_Task objective:_
Transcribe the records below exactly as they appear.

>>>

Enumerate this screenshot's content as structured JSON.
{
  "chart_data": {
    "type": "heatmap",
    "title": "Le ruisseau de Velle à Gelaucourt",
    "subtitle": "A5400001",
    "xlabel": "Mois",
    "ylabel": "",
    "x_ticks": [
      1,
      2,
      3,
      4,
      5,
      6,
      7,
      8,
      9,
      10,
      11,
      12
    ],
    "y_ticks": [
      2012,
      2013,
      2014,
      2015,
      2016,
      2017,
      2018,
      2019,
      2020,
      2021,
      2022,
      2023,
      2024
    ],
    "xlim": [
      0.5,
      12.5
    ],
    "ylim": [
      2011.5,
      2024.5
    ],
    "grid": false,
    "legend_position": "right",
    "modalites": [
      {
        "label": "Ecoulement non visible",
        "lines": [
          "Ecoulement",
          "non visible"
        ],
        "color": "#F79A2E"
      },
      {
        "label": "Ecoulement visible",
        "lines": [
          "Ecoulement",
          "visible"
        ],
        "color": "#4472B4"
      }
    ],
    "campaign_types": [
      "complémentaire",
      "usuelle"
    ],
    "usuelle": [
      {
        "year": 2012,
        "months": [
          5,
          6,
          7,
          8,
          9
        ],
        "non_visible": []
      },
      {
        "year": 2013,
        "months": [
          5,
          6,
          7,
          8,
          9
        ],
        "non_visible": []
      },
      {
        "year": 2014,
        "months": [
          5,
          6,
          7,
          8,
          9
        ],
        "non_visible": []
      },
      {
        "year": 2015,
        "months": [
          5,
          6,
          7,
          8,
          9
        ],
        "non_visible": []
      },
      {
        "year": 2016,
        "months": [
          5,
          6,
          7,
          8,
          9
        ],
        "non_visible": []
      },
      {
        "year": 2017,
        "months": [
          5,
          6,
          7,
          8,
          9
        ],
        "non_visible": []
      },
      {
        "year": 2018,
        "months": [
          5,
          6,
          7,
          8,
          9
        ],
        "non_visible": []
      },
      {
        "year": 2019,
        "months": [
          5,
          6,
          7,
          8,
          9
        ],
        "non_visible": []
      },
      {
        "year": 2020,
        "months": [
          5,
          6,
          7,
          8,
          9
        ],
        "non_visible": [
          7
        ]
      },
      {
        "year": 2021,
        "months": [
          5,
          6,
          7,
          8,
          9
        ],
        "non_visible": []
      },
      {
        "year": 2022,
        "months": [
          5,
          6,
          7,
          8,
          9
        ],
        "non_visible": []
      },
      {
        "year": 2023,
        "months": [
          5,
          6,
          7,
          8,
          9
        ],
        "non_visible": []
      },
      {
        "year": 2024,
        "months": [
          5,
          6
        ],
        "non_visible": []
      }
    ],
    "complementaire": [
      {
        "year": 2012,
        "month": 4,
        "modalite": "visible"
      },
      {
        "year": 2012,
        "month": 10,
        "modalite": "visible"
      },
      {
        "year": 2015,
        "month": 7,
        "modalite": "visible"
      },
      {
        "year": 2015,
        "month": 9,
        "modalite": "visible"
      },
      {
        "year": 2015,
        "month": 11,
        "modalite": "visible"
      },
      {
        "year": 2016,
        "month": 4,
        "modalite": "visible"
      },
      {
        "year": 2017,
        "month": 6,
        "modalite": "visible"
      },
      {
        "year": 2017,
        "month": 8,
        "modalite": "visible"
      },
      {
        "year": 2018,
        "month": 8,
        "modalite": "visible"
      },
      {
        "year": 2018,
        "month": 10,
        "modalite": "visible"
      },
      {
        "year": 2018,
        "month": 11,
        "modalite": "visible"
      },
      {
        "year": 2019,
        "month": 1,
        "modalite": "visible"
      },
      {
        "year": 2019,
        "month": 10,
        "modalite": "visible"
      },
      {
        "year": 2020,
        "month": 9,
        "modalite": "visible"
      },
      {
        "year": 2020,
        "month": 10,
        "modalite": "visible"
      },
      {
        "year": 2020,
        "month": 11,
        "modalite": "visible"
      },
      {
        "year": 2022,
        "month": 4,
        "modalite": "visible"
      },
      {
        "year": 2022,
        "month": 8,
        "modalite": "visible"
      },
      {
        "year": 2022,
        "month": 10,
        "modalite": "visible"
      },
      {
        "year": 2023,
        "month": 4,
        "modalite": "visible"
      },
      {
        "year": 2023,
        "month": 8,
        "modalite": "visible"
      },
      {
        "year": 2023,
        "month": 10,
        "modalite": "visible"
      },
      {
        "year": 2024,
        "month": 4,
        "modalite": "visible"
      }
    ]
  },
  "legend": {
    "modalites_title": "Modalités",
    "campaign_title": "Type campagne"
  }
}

<<<

_Expected output:_
Enumerate this screenshot's content as structured JSON.
{
  "chart_data": {
    "type": "heatmap",
    "title": "Le ruisseau de Velle à Gelaucourt",
    "subtitle": "A5400001",
    "xlabel": "Mois",
    "ylabel": "",
    "x_ticks": [
      1,
      2,
      3,
      4,
      5,
      6,
      7,
      8,
      9,
      10,
      11,
      12
    ],
    "y_ticks": [
      2012,
      2013,
      2014,
      2015,
      2016,
      2017,
      2018,
      2019,
      2020,
      2021,
      2022,
      2023,
      2024
    ],
    "xlim": [
      0.5,
      12.5
    ],
    "ylim": [
      2011.5,
      2024.5
    ],
    "grid": false,
    "legend_position": "right",
    "modalites": [
      {
        "label": "Ecoulement non visible",
        "lines": [
          "Ecoulement",
          "non visible"
        ],
        "color": "#F79A2E"
      },
      {
        "label": "Ecoulement visible",
        "lines": [
          "Ecoulement",
          "visible"
        ],
        "color": "#4472B4"
      }
    ],
    "campaign_types": [
      "complémentaire",
      "usuelle"
    ],
    "usuelle": [
      {
        "year": 2012,
        "months": [
          5,
          6,
          7,
          8,
          9
        ],
        "non_visible": []
      },
      {
        "year": 2013,
        "months": [
          5,
          6,
          7,
          8,
          9
        ],
        "non_visible": []
      },
      {
        "year": 2014,
        "months": [
          5,
          6,
          7,
          8,
          9
        ],
        "non_visible": []
      },
      {
        "year": 2015,
        "months": [
          5,
          6,
          7,
          8,
          9
        ],
        "non_visible": []
      },
      {
        "year": 2016,
        "months": [
          5,
          6,
          7,
          8,
          9
        ],
        "non_visible": []
      },
      {
        "year": 2017,
        "months": [
          5,
          6,
          7,
          8,
          9
        ],
        "non_visible": []
      },
      {
        "year": 2018,
        "months": [
          5,
          6,
          7,
          8,
          9
        ],
        "non_visible": []
      },
      {
        "year": 2019,
        "months": [
          5,
          6,
          7,
          8,
          9
        ],
        "non_visible": []
      },
      {
        "year": 2020,
        "months": [
          5,
          6,
          7,
          8,
          9
        ],
        "non_visible": [
          7
        ]
      },
      {
        "year": 2021,
        "months": [
          5,
          6,
          7,
          8,
          9
        ],
        "non_visible": []
      },
      {
        "year": 2022,
        "months": [
          5,
          6,
          7,
          8,
          9
        ],
        "non_visible": []
      },
      {
        "year": 2023,
        "months": [
          5,
          6,
          7,
          8,
          9
        ],
        "non_visible": []
      },
      {
        "year": 2024,
        "months": [
          5,
          6
        ],
        "non_visible": []
      }
    ],
    "complementaire": [
      {
        "year": 2012,
        "month": 4,
        "modalite": "visible"
      },
      {
        "year": 2012,
        "month": 10,
        "modalite": "visible"
      },
      {
        "year": 2015,
        "month": 7,
        "modalite": "visible"
      },
      {
        "year": 2015,
        "month": 9,
        "modalite": "visible"
      },
      {
        "year": 2015,
        "month": 11,
        "modalite": "visible"
      },
      {
        "year": 2016,
        "month": 4,
        "modalite": "visible"
      },
      {
        "year": 2017,
        "month": 6,
        "modalite": "visible"
      },
      {
        "year": 2017,
        "month": 8,
        "modalite": "visible"
      },
      {
        "year": 2018,
        "month": 8,
        "modalite": "visible"
      },
      {
        "year": 2018,
        "month": 10,
        "modalite": "visible"
      },
      {
        "year": 2018,
        "month": 11,
        "modalite": "visible"
      },
      {
        "year": 2019,
        "month": 1,
        "modalite": "visible"
      },
      {
        "year": 2019,
        "month": 10,
        "modalite": "visible"
      },
      {
        "year": 2020,
        "month": 9,
        "modalite": "visible"
      },
      {
        "year": 2020,
        "month": 10,
        "modalite": "visible"
      },
      {
        "year": 2020,
        "month": 11,
        "modalite": "visible"
      },
      {
        "year": 2022,
        "month": 4,
        "modalite": "visible"
      },
      {
        "year": 2022,
        "month": 8,
        "modalite": "visible"
      },
      {
        "year": 2022,
        "month": 10,
        "modalite": "visible"
      },
      {
        "year": 2023,
        "month": 4,
        "modalite": "visible"
      },
      {
        "year": 2023,
        "month": 8,
        "modalite": "visible"
      },
      {
        "year": 2023,
        "month": 10,
        "modalite": "visible"
      },
      {
        "year": 2024,
        "month": 4,
        "modalite": "visible"
      }
    ]
  },
  "legend": {
    "modalites_title": "Modalités",
    "campaign_title": "Type campagne"
  }
}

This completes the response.